Gather each line in the entries that includes the string "heading".

(Data records)
....................

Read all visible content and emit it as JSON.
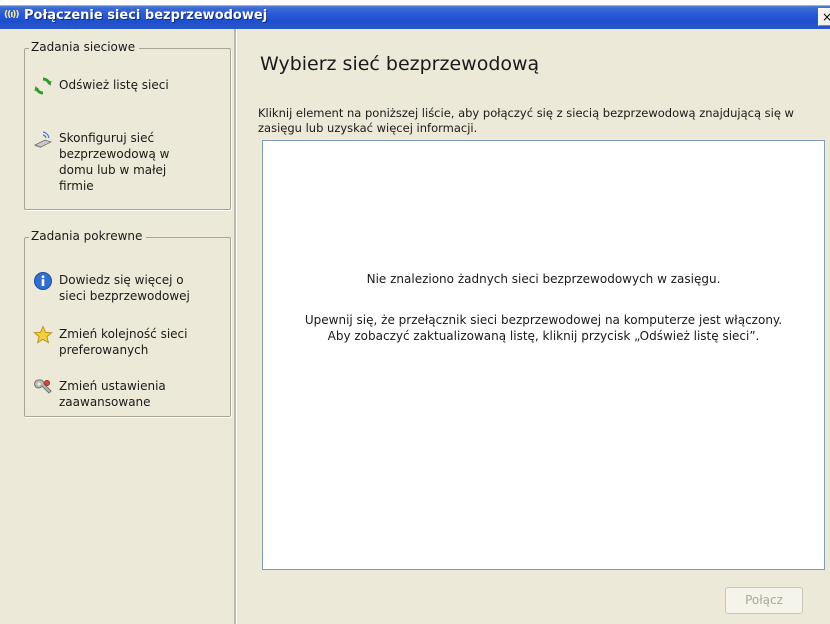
{
  "window": {
    "title": "Połączenie sieci bezprzewodowej",
    "title_icon_glyph": "((ı))",
    "close_glyph": "×"
  },
  "sidebar": {
    "network_tasks": {
      "title": "Zadania sieciowe",
      "items": [
        {
          "label": "Odśwież listę sieci",
          "icon": "refresh-icon"
        },
        {
          "label": "Skonfiguruj sieć bezprzewodową w domu lub w małej firmie",
          "icon": "wireless-setup-icon"
        }
      ]
    },
    "related_tasks": {
      "title": "Zadania pokrewne",
      "items": [
        {
          "label": "Dowiedz się więcej o sieci bezprzewodowej",
          "icon": "info-icon"
        },
        {
          "label": "Zmień kolejność sieci preferowanych",
          "icon": "star-icon"
        },
        {
          "label": "Zmień ustawienia zaawansowane",
          "icon": "settings-icon"
        }
      ]
    }
  },
  "main": {
    "heading": "Wybierz sieć bezprzewodową",
    "instruction": "Kliknij element na poniższej liście, aby połączyć się z siecią bezprzewodową znajdującą się w zasięgu lub uzyskać więcej informacji.",
    "empty_message": "Nie znaleziono żadnych sieci bezprzewodowych w zasięgu.",
    "hint_line1": "Upewnij się, że przełącznik sieci bezprzewodowej na komputerze jest włączony.",
    "hint_line2": "Aby zobaczyć zaktualizowaną listę, kliknij przycisk „Odśwież listę sieci”.",
    "connect_label": "Połącz"
  },
  "colors": {
    "titlebar": "#2659d8",
    "window_bg": "#ece9d8",
    "list_border": "#7f9db9",
    "disabled_text": "#aca899"
  }
}
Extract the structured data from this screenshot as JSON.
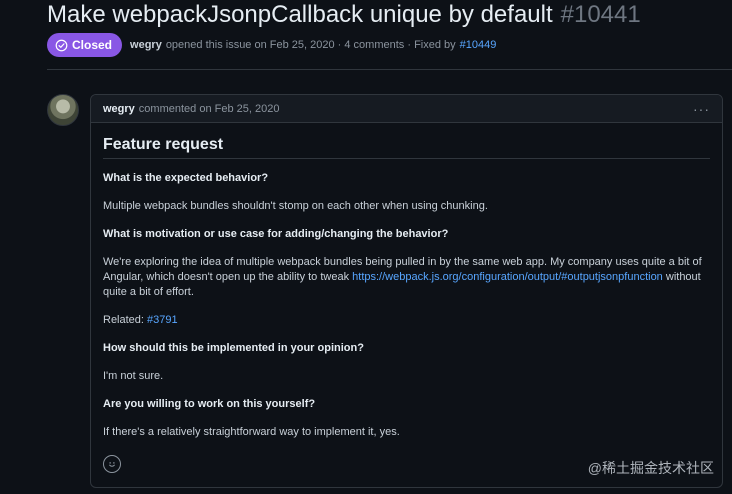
{
  "issue": {
    "title": "Make webpackJsonpCallback unique by default",
    "number": "#10441",
    "state": "Closed",
    "author": "wegry",
    "opened_text": "opened this issue on Feb 25, 2020 · 4 comments · Fixed by",
    "fixed_by": "#10449"
  },
  "comment": {
    "author": "wegry",
    "commented_text": "commented on Feb 25, 2020",
    "menu_glyph": "···",
    "heading": "Feature request",
    "q1": "What is the expected behavior?",
    "a1": "Multiple webpack bundles shouldn't stomp on each other when using chunking.",
    "q2": "What is motivation or use case for adding/changing the behavior?",
    "a2_part1": "We're exploring the idea of multiple webpack bundles being pulled in by the same web app. My company uses quite a bit of Angular, which doesn't open up the ability to tweak",
    "a2_link": "https://webpack.js.org/configuration/output/#outputjsonpfunction",
    "a2_part2": "without quite a bit of effort.",
    "related_label": "Related:",
    "related_link": "#3791",
    "q3": "How should this be implemented in your opinion?",
    "a3": "I'm not sure.",
    "q4": "Are you willing to work on this yourself?",
    "a4": "If there's a relatively straightforward way to implement it, yes."
  },
  "watermark": "@稀土掘金技术社区",
  "icons": {
    "state": "check-circle-icon",
    "reaction": "smiley-icon",
    "menu": "kebab-horizontal-icon",
    "avatar": "user-avatar"
  },
  "colors": {
    "background": "#0d1117",
    "closed_badge": "#8957e5",
    "link": "#58a6ff",
    "border": "#30363d"
  }
}
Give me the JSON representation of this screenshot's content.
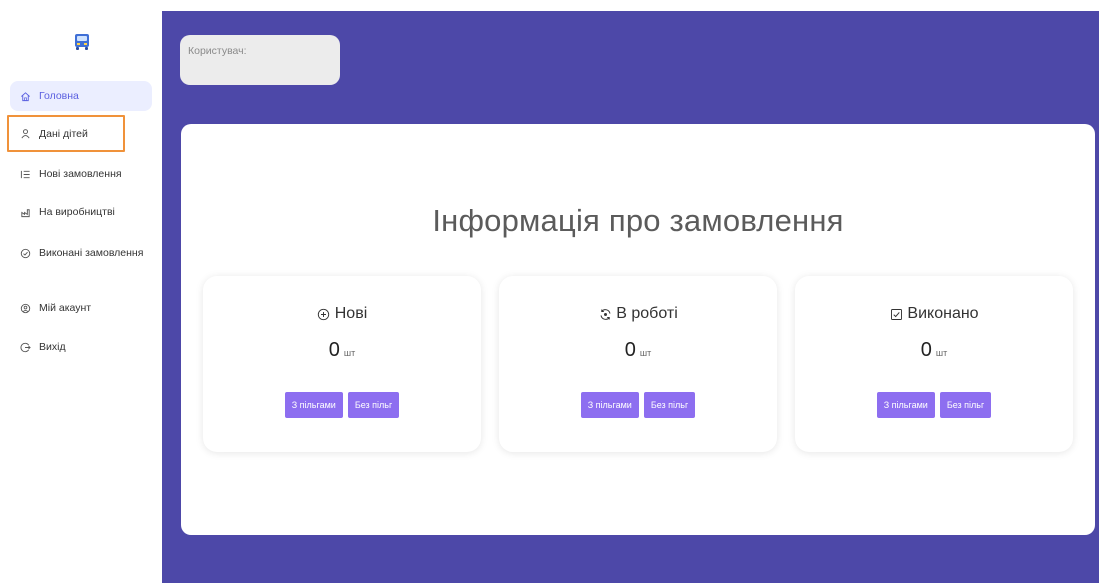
{
  "sidebar": {
    "logo_icon": "bus-icon",
    "items": [
      {
        "label": "Головна",
        "icon": "home-icon",
        "active": true
      },
      {
        "label": "Дані дітей",
        "icon": "user-icon",
        "highlighted": true
      },
      {
        "label": "Нові замовлення",
        "icon": "list-icon"
      },
      {
        "label": "На виробництві",
        "icon": "factory-icon"
      },
      {
        "label": "Виконані замовлення",
        "icon": "check-circle-icon"
      },
      {
        "label": "Мій акаунт",
        "icon": "account-icon"
      },
      {
        "label": "Вихід",
        "icon": "logout-icon"
      }
    ]
  },
  "header": {
    "user_label": "Користувач:"
  },
  "main": {
    "title": "Інформація про замовлення",
    "cards": [
      {
        "title": "Нові",
        "icon": "plus-circle-icon",
        "count": "0",
        "unit": "шт",
        "btn_with": "З пільгами",
        "btn_without": "Без пільг"
      },
      {
        "title": "В роботі",
        "icon": "in-progress-icon",
        "count": "0",
        "unit": "шт",
        "btn_with": "З пільгами",
        "btn_without": "Без пільг"
      },
      {
        "title": "Виконано",
        "icon": "checkbox-icon",
        "count": "0",
        "unit": "шт",
        "btn_with": "З пільгами",
        "btn_without": "Без пільг"
      }
    ]
  },
  "colors": {
    "main_bg": "#4d48a8",
    "accent": "#8d6ef0",
    "active_nav_bg": "#ebeeff",
    "highlight_border": "#f0923a"
  }
}
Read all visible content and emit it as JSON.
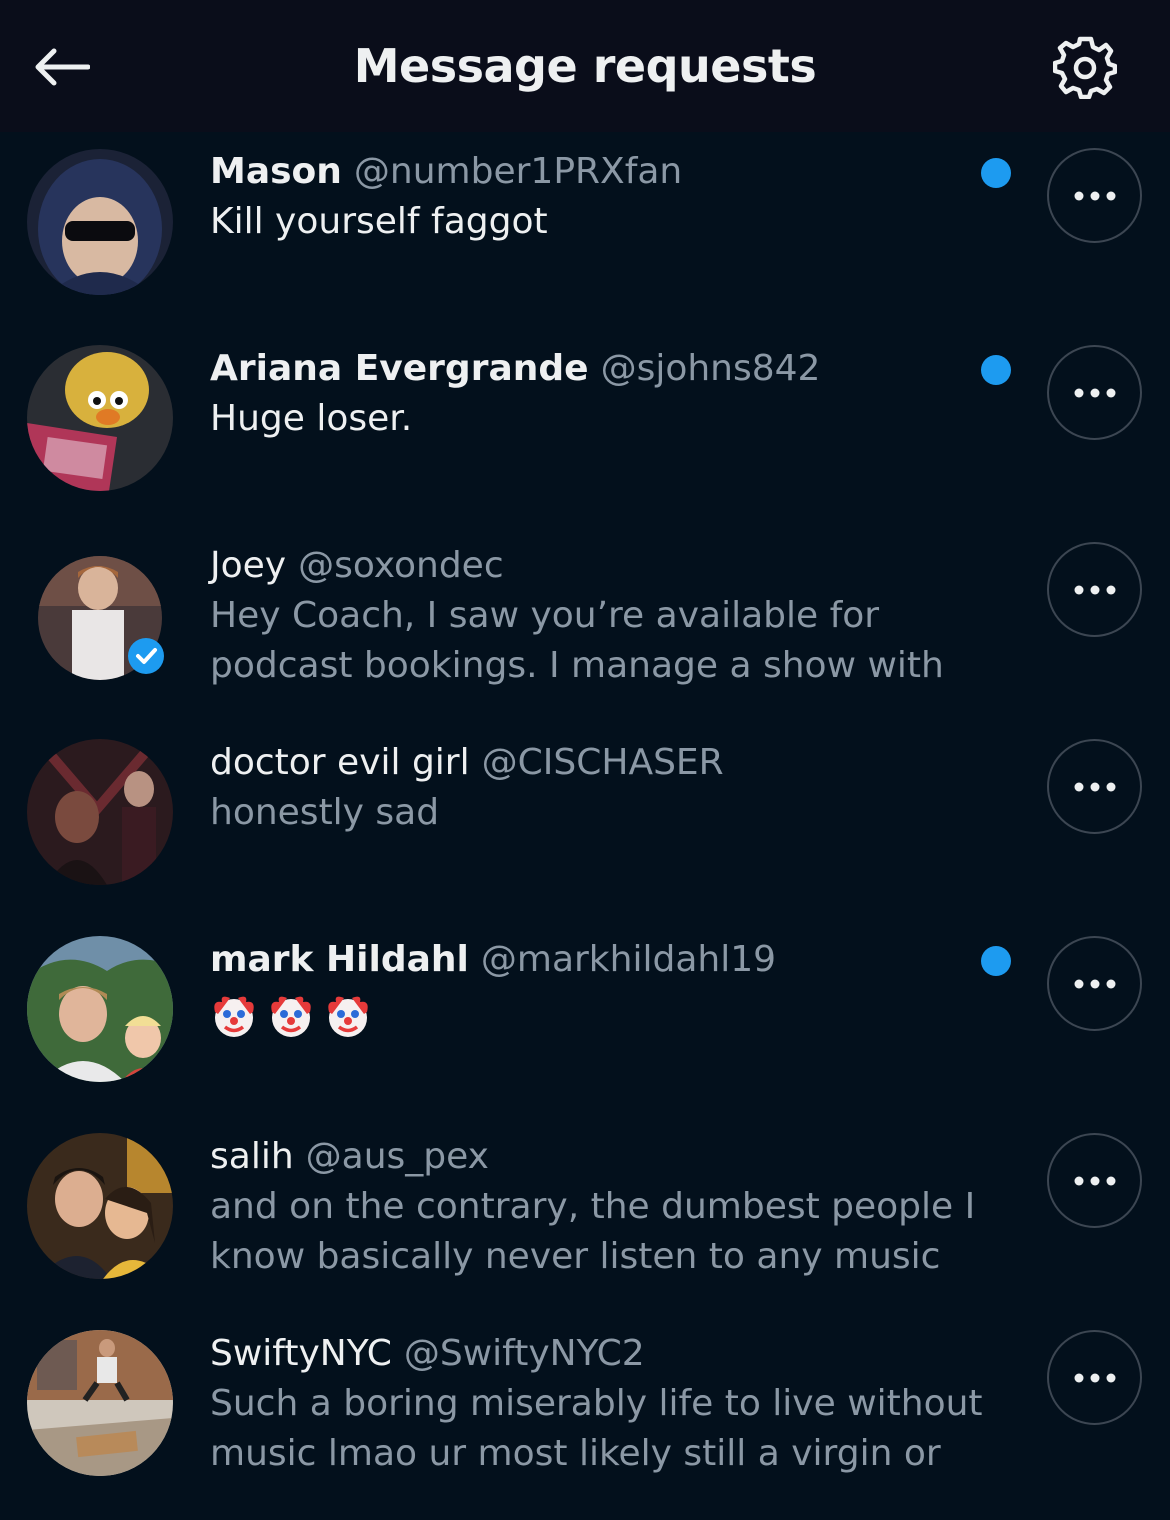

....................

## TASK RESULT
    "heading": "Wybierz sieć bezprzewodową",
    "heading": "Feature request",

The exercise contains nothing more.